What to do: In the entries that follow, how many lines hold the string "мощностью"? Give only that number.

A block of data:
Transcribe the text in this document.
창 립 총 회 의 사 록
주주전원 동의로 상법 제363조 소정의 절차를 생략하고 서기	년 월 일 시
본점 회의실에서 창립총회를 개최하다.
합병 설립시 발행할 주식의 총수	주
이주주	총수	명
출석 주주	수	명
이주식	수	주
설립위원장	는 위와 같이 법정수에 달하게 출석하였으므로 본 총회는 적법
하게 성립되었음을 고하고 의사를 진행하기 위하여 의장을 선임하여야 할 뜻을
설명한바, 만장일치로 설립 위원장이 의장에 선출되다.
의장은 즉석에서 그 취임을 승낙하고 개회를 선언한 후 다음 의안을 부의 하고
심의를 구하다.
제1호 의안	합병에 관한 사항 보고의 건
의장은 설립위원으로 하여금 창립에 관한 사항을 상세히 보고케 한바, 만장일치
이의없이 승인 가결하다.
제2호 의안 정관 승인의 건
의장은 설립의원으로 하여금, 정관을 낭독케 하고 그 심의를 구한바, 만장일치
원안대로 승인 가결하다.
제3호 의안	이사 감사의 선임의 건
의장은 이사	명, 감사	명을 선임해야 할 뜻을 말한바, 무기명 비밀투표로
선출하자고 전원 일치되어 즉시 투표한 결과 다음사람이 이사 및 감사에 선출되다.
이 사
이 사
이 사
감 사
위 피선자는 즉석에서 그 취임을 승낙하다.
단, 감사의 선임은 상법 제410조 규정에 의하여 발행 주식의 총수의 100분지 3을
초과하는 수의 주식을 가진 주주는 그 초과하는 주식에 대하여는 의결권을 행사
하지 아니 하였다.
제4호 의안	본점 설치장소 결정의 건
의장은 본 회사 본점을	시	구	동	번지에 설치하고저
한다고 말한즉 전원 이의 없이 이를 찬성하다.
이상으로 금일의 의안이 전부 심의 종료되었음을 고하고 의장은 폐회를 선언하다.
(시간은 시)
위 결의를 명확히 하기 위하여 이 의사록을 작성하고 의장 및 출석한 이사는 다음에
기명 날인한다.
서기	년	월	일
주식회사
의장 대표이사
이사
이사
==
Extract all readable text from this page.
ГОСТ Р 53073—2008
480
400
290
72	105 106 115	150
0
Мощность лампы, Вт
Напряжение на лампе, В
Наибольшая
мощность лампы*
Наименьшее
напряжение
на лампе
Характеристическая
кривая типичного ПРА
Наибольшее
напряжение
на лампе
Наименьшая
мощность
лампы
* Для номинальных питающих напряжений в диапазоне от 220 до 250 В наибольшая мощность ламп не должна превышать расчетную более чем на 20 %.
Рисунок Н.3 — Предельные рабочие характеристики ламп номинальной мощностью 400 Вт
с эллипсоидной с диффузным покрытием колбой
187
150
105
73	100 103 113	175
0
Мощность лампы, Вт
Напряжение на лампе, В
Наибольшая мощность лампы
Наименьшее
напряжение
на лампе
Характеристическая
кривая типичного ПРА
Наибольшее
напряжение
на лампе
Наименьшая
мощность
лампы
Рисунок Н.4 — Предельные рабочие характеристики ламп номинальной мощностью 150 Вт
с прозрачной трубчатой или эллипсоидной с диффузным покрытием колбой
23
==
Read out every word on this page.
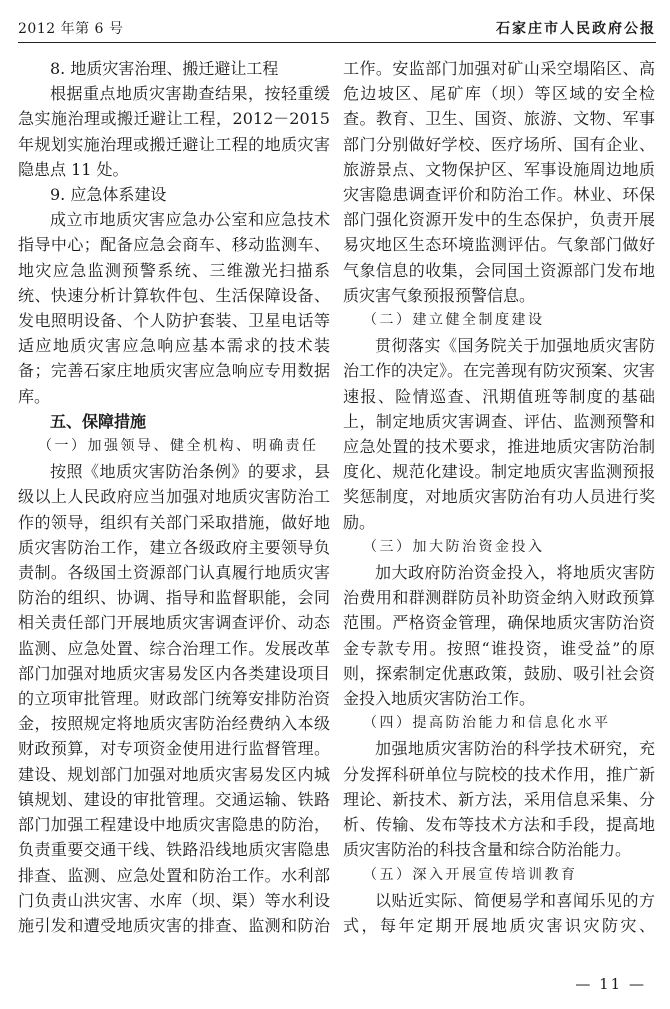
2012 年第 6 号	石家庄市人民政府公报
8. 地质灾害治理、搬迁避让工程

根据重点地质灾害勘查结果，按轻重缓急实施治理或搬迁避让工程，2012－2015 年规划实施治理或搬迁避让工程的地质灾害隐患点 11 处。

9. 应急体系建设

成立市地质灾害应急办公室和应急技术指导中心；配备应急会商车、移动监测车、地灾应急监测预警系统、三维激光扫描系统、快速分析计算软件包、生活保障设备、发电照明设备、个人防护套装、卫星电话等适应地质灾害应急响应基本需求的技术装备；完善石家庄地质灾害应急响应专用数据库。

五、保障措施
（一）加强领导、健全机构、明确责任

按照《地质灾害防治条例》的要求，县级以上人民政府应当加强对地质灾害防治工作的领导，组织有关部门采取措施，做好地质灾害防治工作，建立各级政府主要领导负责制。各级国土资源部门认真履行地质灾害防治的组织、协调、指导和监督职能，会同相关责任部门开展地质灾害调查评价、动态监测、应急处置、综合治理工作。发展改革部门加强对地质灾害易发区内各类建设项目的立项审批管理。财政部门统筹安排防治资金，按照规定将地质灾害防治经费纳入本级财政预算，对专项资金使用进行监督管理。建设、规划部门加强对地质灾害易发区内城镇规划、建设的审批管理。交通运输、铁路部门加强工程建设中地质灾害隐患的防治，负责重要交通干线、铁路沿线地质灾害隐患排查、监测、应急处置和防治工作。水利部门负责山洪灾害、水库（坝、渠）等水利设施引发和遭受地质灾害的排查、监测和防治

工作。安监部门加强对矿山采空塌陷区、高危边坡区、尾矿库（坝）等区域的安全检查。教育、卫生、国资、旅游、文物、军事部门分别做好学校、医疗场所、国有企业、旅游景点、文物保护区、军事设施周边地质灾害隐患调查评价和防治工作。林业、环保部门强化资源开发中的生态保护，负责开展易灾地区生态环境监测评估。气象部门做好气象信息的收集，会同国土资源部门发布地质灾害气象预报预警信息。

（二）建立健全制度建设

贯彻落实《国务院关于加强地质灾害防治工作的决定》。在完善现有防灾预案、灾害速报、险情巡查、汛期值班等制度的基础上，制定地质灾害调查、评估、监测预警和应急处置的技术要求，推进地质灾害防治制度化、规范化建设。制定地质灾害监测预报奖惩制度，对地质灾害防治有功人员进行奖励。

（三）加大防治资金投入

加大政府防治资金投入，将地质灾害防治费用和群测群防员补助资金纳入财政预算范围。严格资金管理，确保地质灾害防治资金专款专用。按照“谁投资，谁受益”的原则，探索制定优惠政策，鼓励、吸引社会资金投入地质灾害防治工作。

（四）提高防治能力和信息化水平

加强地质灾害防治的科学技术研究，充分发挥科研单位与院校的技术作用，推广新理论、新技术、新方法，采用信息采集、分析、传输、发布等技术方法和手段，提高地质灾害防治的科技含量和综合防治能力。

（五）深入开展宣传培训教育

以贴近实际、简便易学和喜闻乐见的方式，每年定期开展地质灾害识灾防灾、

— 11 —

Response: 2